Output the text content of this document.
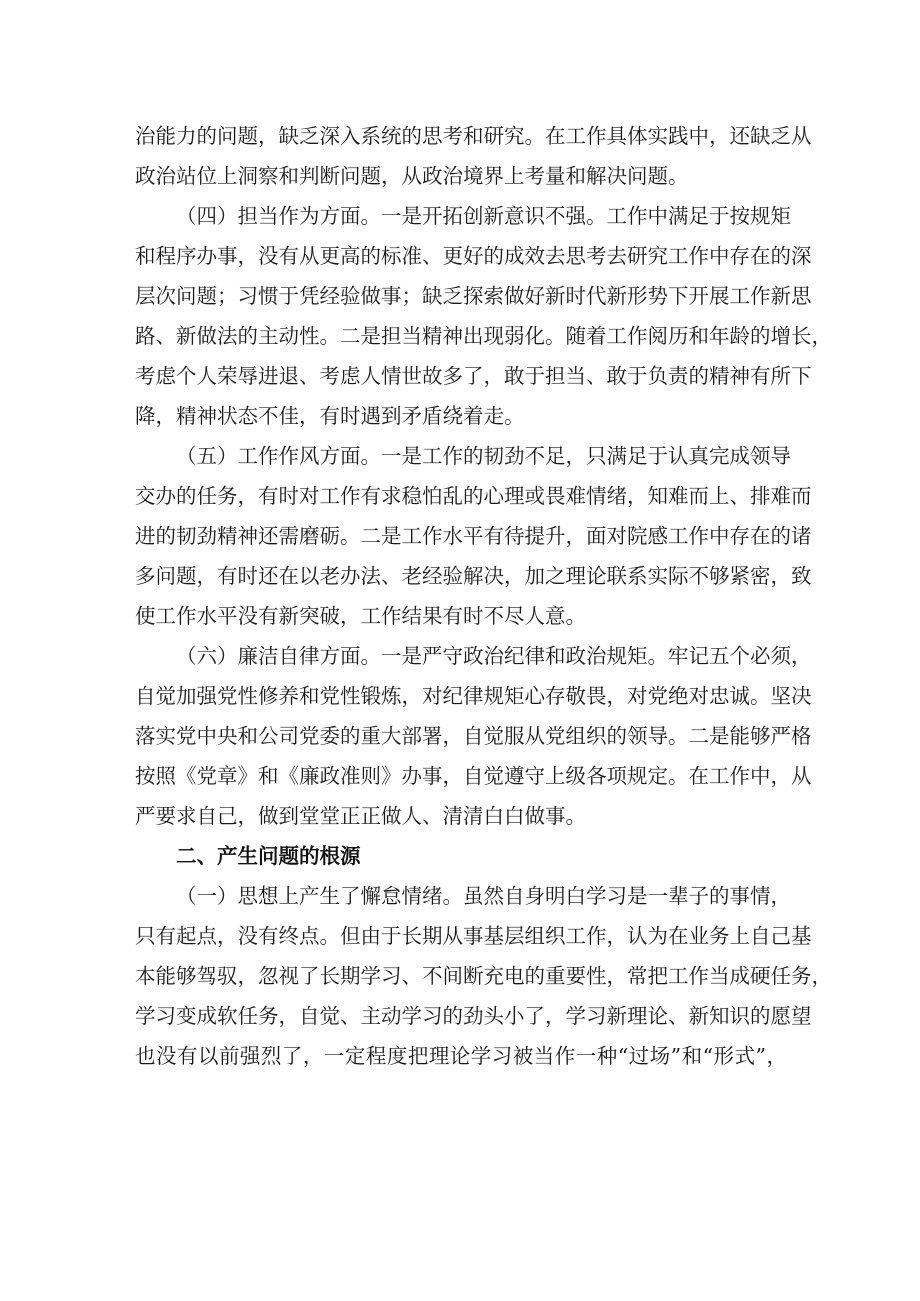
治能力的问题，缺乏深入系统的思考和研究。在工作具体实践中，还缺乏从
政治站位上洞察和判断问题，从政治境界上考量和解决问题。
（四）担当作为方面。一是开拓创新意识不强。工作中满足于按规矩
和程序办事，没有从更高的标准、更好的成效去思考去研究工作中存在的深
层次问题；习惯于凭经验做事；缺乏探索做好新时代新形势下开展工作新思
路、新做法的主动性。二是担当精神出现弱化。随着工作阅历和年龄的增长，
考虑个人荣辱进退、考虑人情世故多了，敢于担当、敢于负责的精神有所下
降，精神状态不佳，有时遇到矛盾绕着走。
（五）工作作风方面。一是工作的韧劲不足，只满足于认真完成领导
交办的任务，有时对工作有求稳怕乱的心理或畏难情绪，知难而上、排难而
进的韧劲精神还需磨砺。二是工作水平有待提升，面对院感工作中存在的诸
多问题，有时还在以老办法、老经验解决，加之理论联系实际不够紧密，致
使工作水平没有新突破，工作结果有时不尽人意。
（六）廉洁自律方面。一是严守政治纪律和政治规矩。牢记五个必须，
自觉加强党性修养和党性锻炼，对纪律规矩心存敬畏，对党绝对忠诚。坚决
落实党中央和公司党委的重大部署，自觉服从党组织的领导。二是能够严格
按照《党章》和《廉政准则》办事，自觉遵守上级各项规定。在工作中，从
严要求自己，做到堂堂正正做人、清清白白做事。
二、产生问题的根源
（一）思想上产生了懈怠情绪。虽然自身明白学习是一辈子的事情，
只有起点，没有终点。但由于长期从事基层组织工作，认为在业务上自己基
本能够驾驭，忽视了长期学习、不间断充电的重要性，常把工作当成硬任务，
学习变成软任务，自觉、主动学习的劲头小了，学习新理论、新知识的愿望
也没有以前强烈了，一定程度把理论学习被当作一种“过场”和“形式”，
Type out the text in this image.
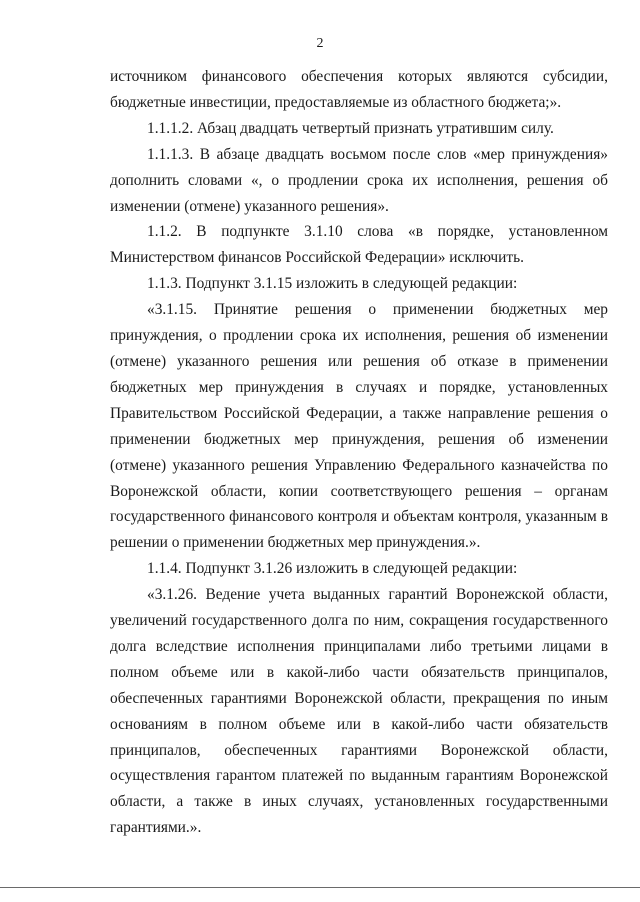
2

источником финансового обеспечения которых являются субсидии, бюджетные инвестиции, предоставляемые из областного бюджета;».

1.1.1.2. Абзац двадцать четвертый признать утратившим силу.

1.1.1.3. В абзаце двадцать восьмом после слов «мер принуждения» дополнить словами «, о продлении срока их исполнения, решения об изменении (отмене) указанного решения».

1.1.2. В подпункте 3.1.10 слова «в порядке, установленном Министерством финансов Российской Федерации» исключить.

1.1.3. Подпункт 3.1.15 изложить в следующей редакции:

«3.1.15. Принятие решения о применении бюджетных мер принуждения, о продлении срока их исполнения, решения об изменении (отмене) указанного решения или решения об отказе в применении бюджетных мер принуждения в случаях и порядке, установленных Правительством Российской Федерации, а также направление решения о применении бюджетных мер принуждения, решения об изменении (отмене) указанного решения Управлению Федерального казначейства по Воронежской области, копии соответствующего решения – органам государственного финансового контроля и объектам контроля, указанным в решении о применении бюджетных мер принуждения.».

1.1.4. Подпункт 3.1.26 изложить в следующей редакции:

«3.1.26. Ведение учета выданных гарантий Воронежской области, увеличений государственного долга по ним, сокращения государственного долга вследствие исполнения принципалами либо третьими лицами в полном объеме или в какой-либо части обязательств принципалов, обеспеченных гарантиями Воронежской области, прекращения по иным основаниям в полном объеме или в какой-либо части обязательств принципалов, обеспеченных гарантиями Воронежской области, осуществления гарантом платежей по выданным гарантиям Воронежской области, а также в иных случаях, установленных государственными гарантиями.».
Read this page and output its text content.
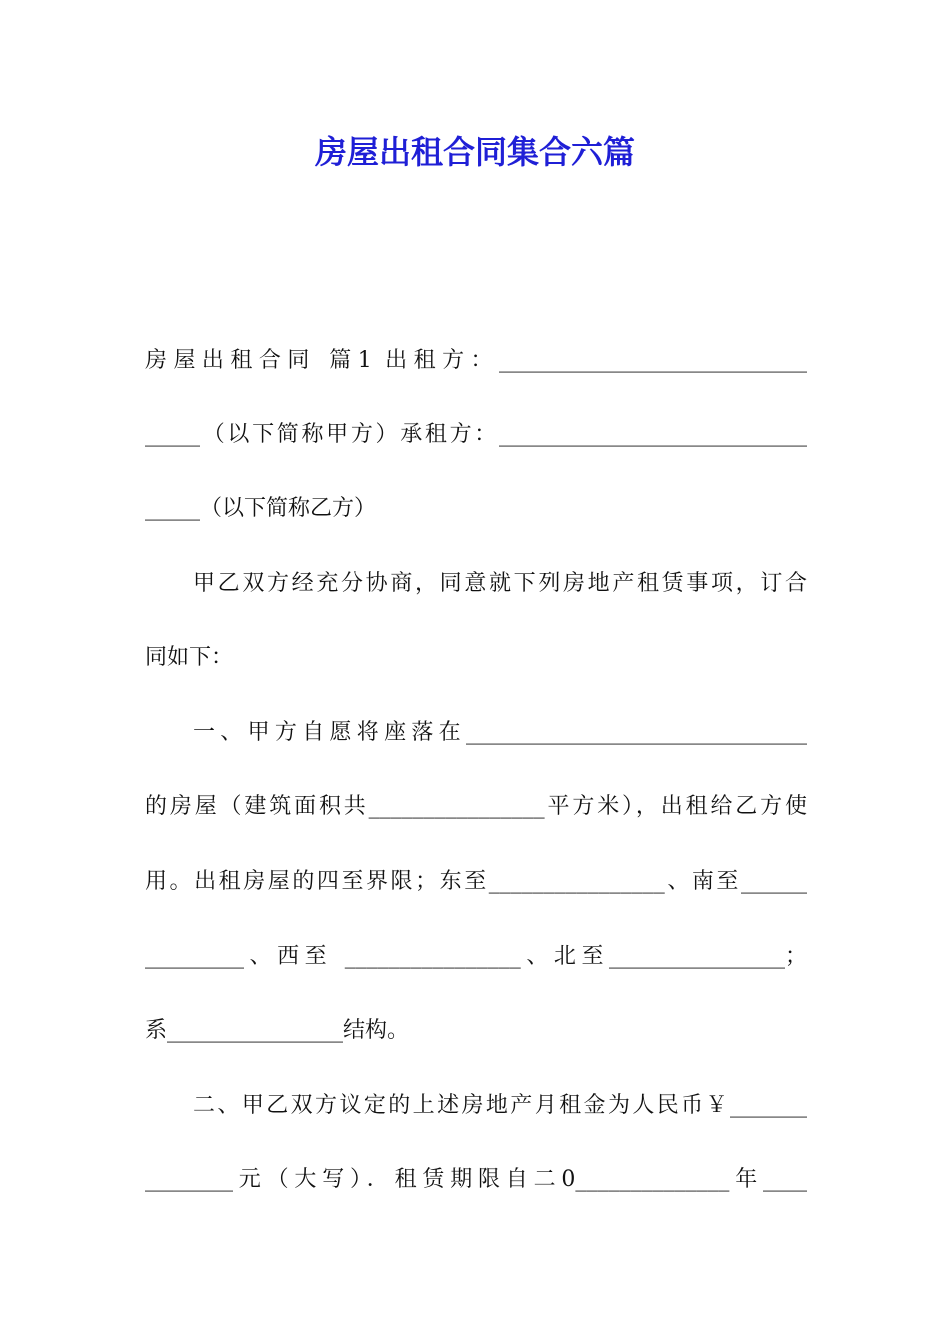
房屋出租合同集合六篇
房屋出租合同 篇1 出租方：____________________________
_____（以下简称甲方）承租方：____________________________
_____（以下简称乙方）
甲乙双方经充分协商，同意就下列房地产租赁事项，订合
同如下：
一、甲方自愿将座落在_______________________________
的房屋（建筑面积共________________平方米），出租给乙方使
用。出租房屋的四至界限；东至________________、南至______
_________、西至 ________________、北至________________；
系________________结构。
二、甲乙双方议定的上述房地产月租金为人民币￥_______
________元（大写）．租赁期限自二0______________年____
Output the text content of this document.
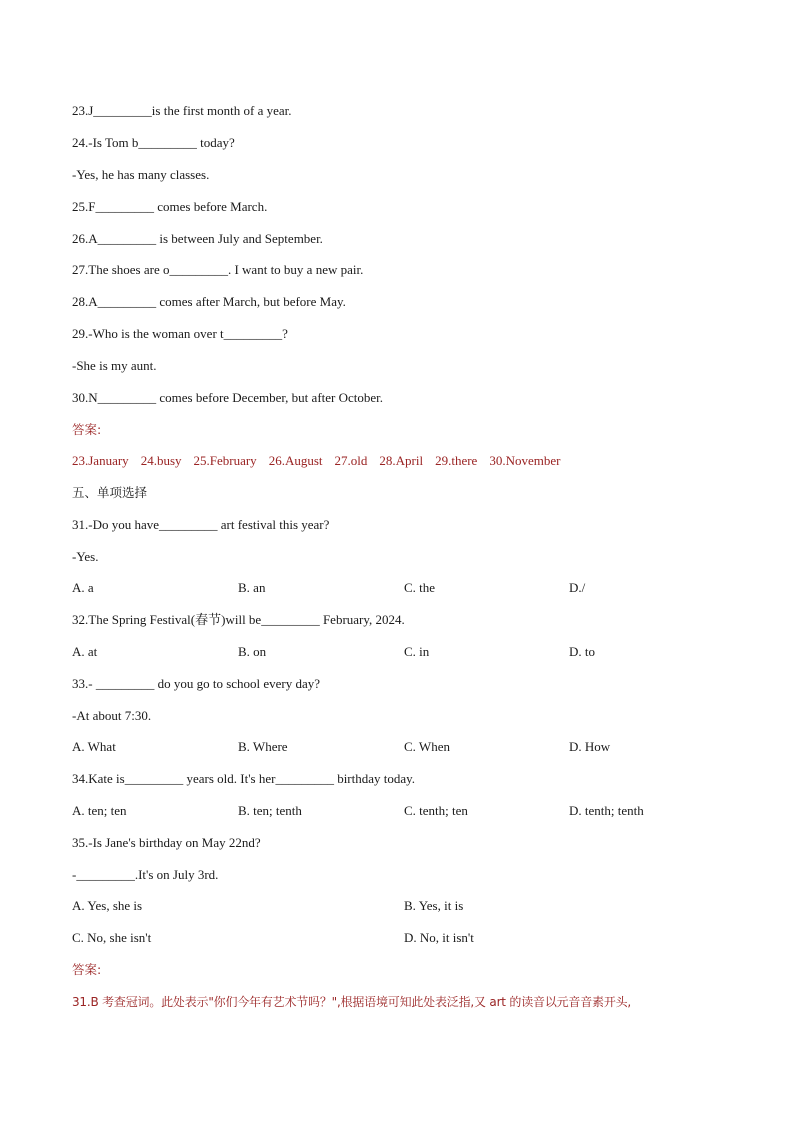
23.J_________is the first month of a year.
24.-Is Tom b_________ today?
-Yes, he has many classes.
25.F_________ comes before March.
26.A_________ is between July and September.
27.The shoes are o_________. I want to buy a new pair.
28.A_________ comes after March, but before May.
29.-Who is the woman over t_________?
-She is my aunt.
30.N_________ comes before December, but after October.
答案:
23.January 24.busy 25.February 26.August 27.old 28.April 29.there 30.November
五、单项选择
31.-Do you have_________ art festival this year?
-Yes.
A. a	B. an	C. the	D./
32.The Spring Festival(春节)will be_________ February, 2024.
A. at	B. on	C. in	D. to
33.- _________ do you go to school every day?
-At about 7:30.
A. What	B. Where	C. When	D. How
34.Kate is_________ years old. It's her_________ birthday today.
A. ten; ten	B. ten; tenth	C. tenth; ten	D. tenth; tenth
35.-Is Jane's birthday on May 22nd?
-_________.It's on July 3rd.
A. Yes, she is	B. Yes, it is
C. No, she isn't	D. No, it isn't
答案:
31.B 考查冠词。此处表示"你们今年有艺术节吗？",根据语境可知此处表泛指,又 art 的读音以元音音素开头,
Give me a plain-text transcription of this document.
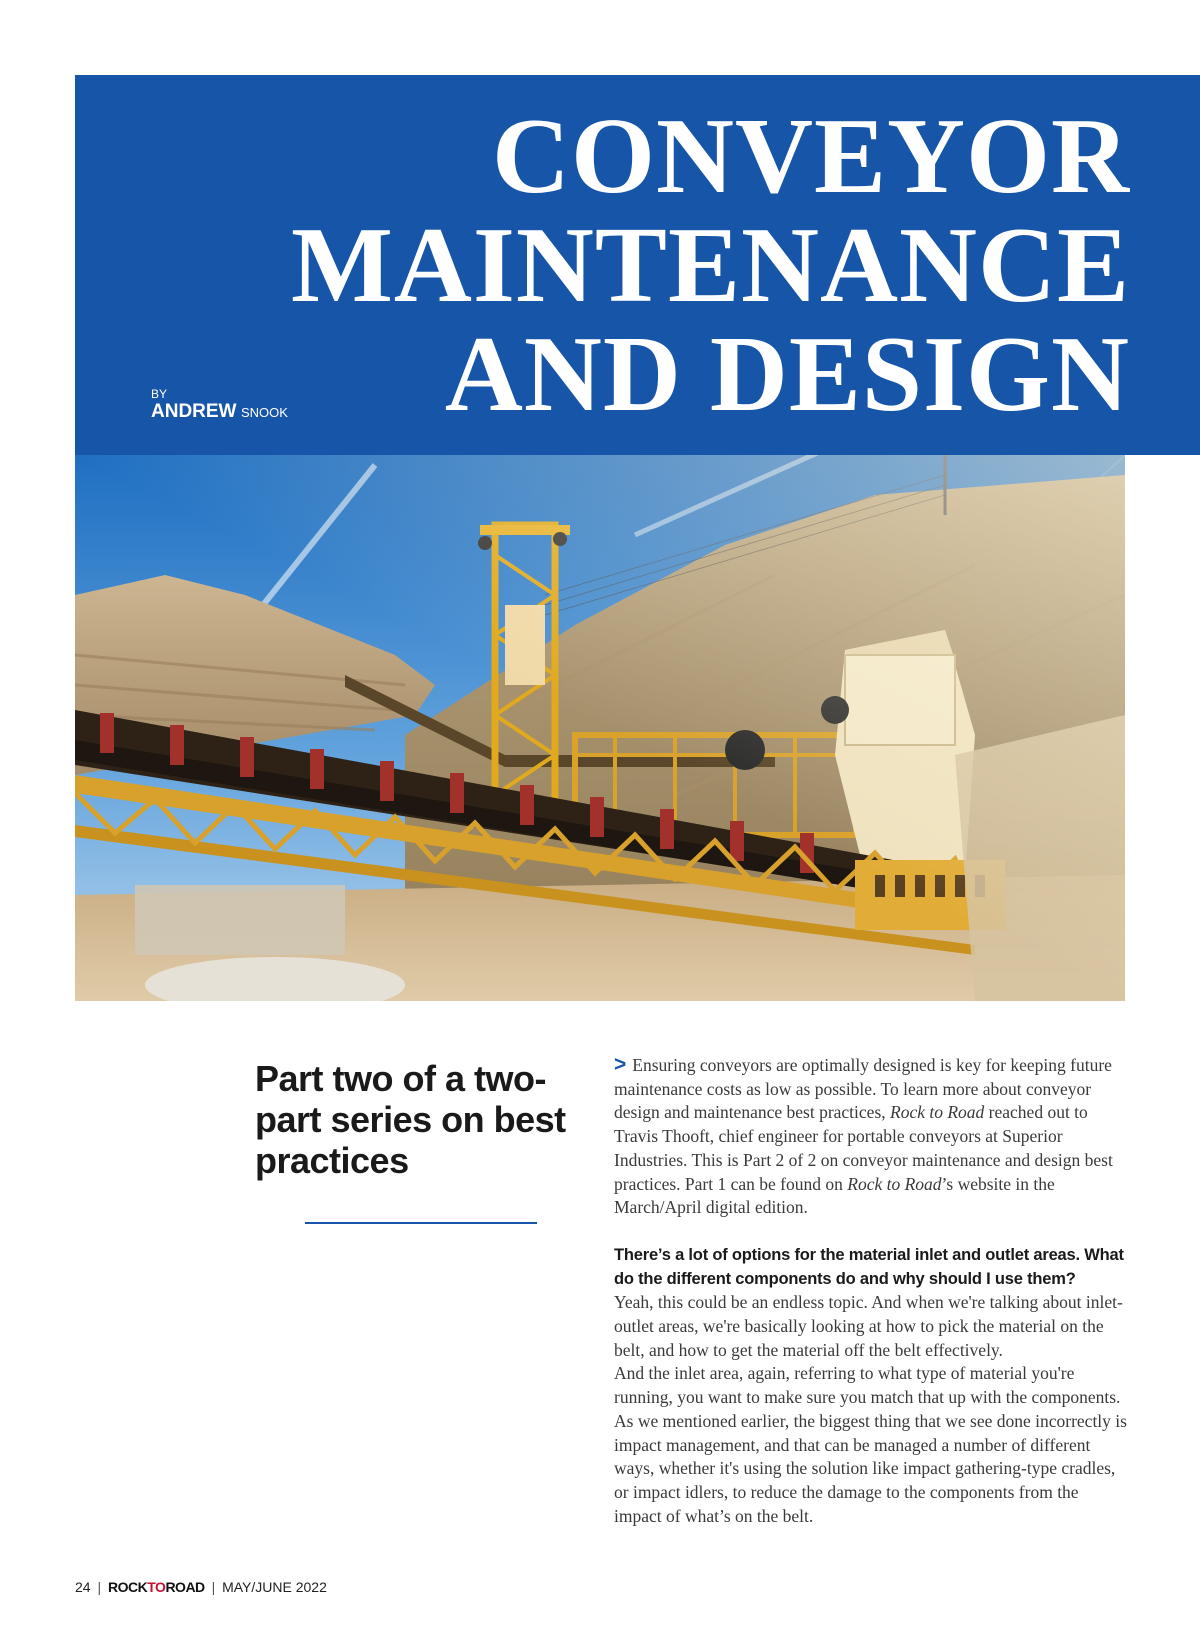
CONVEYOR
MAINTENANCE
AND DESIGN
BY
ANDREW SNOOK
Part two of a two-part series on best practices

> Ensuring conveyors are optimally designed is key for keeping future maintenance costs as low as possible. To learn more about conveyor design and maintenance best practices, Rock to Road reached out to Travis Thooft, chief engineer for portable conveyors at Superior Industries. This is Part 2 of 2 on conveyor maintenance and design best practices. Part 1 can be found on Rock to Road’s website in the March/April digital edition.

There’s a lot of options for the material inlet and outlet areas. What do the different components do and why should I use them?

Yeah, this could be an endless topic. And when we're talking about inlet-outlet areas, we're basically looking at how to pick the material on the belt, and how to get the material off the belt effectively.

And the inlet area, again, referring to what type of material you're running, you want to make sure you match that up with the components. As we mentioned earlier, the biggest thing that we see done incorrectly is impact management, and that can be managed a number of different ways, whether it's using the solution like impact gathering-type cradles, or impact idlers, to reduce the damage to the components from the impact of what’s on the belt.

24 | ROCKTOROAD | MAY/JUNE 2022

◆ ◆ ◆ ◆

Review the material and copy each line in which the word "inlet" appears.

There’s a lot of options for the material inlet and outlet areas. What do the different components do and why should I use them?
Yeah, this could be an endless topic. And when we're talking about inlet-outlet areas, we're basically looking at how to pick the material on the belt, and how to get the material off the belt effectively.
And the inlet area, again, referring to what type of material you're running, you want to make sure you match that up with the components. As we mentioned earlier, the biggest thing that we see done incorrectly is impact management, and that can be managed a number of different ways, whether it's using the solution like impact gathering-type cradles, or impact idlers, to reduce the damage to the components from the impact of what’s on the belt.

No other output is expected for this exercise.